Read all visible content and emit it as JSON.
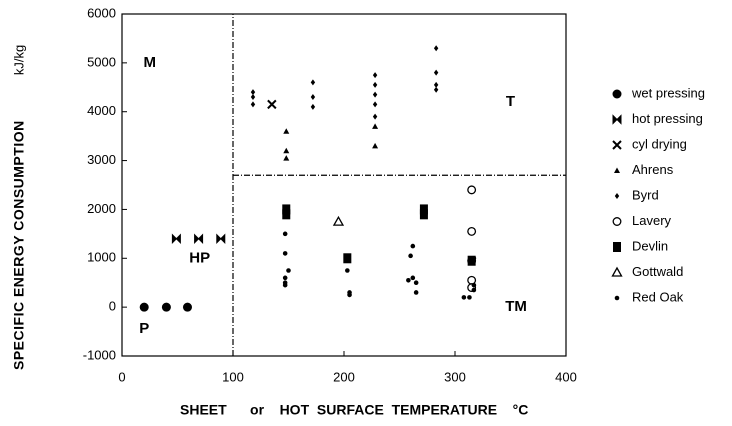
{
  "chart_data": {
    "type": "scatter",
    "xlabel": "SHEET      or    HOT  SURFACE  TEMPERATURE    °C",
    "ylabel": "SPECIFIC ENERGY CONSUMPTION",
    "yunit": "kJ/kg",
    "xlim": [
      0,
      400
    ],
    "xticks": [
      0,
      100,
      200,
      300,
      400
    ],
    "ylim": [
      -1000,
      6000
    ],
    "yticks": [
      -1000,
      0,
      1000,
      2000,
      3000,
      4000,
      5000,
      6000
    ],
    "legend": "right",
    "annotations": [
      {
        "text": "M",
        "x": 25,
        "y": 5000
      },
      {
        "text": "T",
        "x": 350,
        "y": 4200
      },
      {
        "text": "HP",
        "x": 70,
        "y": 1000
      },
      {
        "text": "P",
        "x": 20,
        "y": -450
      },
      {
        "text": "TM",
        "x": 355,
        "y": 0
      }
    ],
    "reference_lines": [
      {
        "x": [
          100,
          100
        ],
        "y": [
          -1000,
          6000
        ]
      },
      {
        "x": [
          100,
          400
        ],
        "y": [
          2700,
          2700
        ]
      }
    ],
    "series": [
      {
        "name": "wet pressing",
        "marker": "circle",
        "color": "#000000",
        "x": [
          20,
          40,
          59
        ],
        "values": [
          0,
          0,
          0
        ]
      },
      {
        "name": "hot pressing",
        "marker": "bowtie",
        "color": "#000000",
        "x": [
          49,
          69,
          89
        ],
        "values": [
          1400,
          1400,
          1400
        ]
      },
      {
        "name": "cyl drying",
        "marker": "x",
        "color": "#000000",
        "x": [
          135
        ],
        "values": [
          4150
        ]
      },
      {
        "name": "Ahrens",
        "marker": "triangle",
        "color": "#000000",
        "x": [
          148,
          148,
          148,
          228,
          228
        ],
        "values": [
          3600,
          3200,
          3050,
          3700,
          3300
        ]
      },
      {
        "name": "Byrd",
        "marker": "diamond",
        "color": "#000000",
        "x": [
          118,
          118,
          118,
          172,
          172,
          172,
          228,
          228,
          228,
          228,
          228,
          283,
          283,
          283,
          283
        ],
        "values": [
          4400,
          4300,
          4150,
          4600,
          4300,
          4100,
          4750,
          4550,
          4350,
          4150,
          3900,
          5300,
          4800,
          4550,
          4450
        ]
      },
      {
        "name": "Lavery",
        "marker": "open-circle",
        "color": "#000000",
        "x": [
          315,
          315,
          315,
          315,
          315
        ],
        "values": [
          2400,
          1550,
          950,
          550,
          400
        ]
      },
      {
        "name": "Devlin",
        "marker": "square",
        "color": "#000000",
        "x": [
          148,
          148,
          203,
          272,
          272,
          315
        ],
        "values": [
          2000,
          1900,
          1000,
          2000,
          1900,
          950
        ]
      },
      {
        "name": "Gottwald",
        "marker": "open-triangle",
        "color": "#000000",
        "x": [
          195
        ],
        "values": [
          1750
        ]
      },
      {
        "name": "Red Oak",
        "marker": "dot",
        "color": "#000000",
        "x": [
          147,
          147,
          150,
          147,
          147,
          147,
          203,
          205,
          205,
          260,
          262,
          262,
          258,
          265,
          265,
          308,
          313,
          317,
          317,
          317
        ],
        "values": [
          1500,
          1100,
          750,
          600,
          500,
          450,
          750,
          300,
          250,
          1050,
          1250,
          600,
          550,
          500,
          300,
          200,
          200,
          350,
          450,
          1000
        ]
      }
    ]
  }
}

● GIVEN TASK
Identify each line of the material where the word "pressing" shows up, and copy it.

● RESPONSE FOR THIS EXERCISE
        "name": "wet pressing",
        "name": "hot pressing",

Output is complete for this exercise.